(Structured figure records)
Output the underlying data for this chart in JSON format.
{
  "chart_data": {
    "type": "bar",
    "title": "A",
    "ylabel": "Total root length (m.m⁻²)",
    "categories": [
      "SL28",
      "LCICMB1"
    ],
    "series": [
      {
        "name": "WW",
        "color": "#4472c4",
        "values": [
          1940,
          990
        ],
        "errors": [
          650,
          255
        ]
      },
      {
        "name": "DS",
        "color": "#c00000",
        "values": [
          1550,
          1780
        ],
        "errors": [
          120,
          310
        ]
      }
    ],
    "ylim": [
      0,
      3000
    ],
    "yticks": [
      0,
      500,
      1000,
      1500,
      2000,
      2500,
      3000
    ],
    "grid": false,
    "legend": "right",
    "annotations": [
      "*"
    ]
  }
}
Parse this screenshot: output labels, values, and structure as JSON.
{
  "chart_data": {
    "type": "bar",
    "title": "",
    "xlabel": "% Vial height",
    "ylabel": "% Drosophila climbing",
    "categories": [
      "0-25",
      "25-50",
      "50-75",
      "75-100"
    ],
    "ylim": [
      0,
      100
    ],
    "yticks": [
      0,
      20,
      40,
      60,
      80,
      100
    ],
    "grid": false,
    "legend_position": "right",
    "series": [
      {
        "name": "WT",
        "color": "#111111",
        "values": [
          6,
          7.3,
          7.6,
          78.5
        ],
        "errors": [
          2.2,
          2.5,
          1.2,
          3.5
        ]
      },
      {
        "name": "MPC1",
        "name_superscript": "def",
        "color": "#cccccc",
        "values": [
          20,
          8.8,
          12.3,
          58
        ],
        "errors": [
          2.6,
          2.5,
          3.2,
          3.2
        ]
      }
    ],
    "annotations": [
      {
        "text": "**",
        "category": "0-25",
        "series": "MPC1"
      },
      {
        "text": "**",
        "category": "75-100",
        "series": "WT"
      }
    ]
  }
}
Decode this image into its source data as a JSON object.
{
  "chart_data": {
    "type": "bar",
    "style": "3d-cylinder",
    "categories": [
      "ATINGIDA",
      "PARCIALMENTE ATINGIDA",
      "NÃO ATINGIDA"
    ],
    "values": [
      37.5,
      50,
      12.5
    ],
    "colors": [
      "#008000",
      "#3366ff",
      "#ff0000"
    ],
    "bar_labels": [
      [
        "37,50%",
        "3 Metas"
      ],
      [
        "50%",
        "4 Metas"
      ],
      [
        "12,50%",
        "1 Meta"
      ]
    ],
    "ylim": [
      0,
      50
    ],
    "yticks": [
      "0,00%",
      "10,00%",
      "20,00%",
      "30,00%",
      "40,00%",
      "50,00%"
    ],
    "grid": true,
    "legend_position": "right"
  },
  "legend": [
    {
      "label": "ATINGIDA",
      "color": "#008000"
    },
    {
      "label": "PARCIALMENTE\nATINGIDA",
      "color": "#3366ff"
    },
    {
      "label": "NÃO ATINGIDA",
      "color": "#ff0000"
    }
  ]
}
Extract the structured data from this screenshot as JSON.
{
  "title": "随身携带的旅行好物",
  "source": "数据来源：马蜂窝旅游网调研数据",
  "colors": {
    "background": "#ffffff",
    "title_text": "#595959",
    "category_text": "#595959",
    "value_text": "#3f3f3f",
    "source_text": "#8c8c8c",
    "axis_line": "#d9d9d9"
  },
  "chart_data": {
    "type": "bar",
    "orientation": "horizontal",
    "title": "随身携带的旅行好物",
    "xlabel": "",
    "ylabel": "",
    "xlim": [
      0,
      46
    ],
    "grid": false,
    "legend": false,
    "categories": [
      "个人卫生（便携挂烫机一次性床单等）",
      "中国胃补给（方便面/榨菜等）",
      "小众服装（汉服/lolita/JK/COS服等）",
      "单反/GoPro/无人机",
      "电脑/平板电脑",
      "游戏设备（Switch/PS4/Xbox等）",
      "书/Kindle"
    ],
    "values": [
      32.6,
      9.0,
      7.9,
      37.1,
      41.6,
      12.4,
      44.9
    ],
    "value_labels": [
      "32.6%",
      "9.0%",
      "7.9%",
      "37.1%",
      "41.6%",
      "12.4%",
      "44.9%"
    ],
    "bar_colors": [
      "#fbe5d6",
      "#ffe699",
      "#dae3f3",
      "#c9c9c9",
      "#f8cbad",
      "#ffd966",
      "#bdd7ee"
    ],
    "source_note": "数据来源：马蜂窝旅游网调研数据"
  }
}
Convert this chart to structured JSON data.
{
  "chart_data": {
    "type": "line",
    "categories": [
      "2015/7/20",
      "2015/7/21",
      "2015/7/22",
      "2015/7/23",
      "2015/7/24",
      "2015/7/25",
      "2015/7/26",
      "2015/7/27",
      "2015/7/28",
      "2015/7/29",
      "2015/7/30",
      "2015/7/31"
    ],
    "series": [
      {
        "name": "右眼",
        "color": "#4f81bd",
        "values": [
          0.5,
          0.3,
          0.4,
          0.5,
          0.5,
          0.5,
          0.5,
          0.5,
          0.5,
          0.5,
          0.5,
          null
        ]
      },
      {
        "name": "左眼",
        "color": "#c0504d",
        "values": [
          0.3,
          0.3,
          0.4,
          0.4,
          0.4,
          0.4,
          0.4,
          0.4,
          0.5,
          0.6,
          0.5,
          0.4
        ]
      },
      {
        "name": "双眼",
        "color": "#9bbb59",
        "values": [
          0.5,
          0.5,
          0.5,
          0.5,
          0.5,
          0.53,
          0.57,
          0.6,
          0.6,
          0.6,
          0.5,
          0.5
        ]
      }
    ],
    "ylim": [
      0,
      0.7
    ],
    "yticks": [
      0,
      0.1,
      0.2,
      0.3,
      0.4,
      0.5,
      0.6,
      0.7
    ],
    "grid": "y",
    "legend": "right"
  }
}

(Requirement) The whole listing above needs to be written out again exactly.

(Exercise output)
Output the underlying data for this chart in JSON format.
{
  "chart_data": {
    "type": "bar",
    "title": "A",
    "ylabel": "Total root length (m.m⁻²)",
    "categories": [
      "SL28",
      "LCICMB1"
    ],
    "series": [
      {
        "name": "WW",
        "color": "#4472c4",
        "values": [
          1940,
          990
        ],
        "errors": [
          650,
          255
        ]
      },
      {
        "name": "DS",
        "color": "#c00000",
        "values": [
          1550,
          1780
        ],
        "errors": [
          120,
          310
        ]
      }
    ],
    "ylim": [
      0,
      3000
    ],
    "yticks": [
      0,
      500,
      1000,
      1500,
      2000,
      2500,
      3000
    ],
    "grid": false,
    "legend": "right",
    "annotations": [
      "*"
    ]
  }
}
Parse this screenshot: output labels, values, and structure as JSON.
{
  "chart_data": {
    "type": "bar",
    "title": "",
    "xlabel": "% Vial height",
    "ylabel": "% Drosophila climbing",
    "categories": [
      "0-25",
      "25-50",
      "50-75",
      "75-100"
    ],
    "ylim": [
      0,
      100
    ],
    "yticks": [
      0,
      20,
      40,
      60,
      80,
      100
    ],
    "grid": false,
    "legend_position": "right",
    "series": [
      {
        "name": "WT",
        "color": "#111111",
        "values": [
          6,
          7.3,
          7.6,
          78.5
        ],
        "errors": [
          2.2,
          2.5,
          1.2,
          3.5
        ]
      },
      {
        "name": "MPC1",
        "name_superscript": "def",
        "color": "#cccccc",
        "values": [
          20,
          8.8,
          12.3,
          58
        ],
        "errors": [
          2.6,
          2.5,
          3.2,
          3.2
        ]
      }
    ],
    "annotations": [
      {
        "text": "**",
        "category": "0-25",
        "series": "MPC1"
      },
      {
        "text": "**",
        "category": "75-100",
        "series": "WT"
      }
    ]
  }
}
Decode this image into its source data as a JSON object.
{
  "chart_data": {
    "type": "bar",
    "style": "3d-cylinder",
    "categories": [
      "ATINGIDA",
      "PARCIALMENTE ATINGIDA",
      "NÃO ATINGIDA"
    ],
    "values": [
      37.5,
      50,
      12.5
    ],
    "colors": [
      "#008000",
      "#3366ff",
      "#ff0000"
    ],
    "bar_labels": [
      [
        "37,50%",
        "3 Metas"
      ],
      [
        "50%",
        "4 Metas"
      ],
      [
        "12,50%",
        "1 Meta"
      ]
    ],
    "ylim": [
      0,
      50
    ],
    "yticks": [
      "0,00%",
      "10,00%",
      "20,00%",
      "30,00%",
      "40,00%",
      "50,00%"
    ],
    "grid": true,
    "legend_position": "right"
  },
  "legend": [
    {
      "label": "ATINGIDA",
      "color": "#008000"
    },
    {
      "label": "PARCIALMENTE\nATINGIDA",
      "color": "#3366ff"
    },
    {
      "label": "NÃO ATINGIDA",
      "color": "#ff0000"
    }
  ]
}
Extract the structured data from this screenshot as JSON.
{
  "title": "随身携带的旅行好物",
  "source": "数据来源：马蜂窝旅游网调研数据",
  "colors": {
    "background": "#ffffff",
    "title_text": "#595959",
    "category_text": "#595959",
    "value_text": "#3f3f3f",
    "source_text": "#8c8c8c",
    "axis_line": "#d9d9d9"
  },
  "chart_data": {
    "type": "bar",
    "orientation": "horizontal",
    "title": "随身携带的旅行好物",
    "xlabel": "",
    "ylabel": "",
    "xlim": [
      0,
      46
    ],
    "grid": false,
    "legend": false,
    "categories": [
      "个人卫生（便携挂烫机一次性床单等）",
      "中国胃补给（方便面/榨菜等）",
      "小众服装（汉服/lolita/JK/COS服等）",
      "单反/GoPro/无人机",
      "电脑/平板电脑",
      "游戏设备（Switch/PS4/Xbox等）",
      "书/Kindle"
    ],
    "values": [
      32.6,
      9.0,
      7.9,
      37.1,
      41.6,
      12.4,
      44.9
    ],
    "value_labels": [
      "32.6%",
      "9.0%",
      "7.9%",
      "37.1%",
      "41.6%",
      "12.4%",
      "44.9%"
    ],
    "bar_colors": [
      "#fbe5d6",
      "#ffe699",
      "#dae3f3",
      "#c9c9c9",
      "#f8cbad",
      "#ffd966",
      "#bdd7ee"
    ],
    "source_note": "数据来源：马蜂窝旅游网调研数据"
  }
}
Convert this chart to structured JSON data.
{
  "chart_data": {
    "type": "line",
    "categories": [
      "2015/7/20",
      "2015/7/21",
      "2015/7/22",
      "2015/7/23",
      "2015/7/24",
      "2015/7/25",
      "2015/7/26",
      "2015/7/27",
      "2015/7/28",
      "2015/7/29",
      "2015/7/30",
      "2015/7/31"
    ],
    "series": [
      {
        "name": "右眼",
        "color": "#4f81bd",
        "values": [
          0.5,
          0.3,
          0.4,
          0.5,
          0.5,
          0.5,
          0.5,
          0.5,
          0.5,
          0.5,
          0.5,
          null
        ]
      },
      {
        "name": "左眼",
        "color": "#c0504d",
        "values": [
          0.3,
          0.3,
          0.4,
          0.4,
          0.4,
          0.4,
          0.4,
          0.4,
          0.5,
          0.6,
          0.5,
          0.4
        ]
      },
      {
        "name": "双眼",
        "color": "#9bbb59",
        "values": [
          0.5,
          0.5,
          0.5,
          0.5,
          0.5,
          0.53,
          0.57,
          0.6,
          0.6,
          0.6,
          0.5,
          0.5
        ]
      }
    ],
    "ylim": [
      0,
      0.7
    ],
    "yticks": [
      0,
      0.1,
      0.2,
      0.3,
      0.4,
      0.5,
      0.6,
      0.7
    ],
    "grid": "y",
    "legend": "right"
  }
}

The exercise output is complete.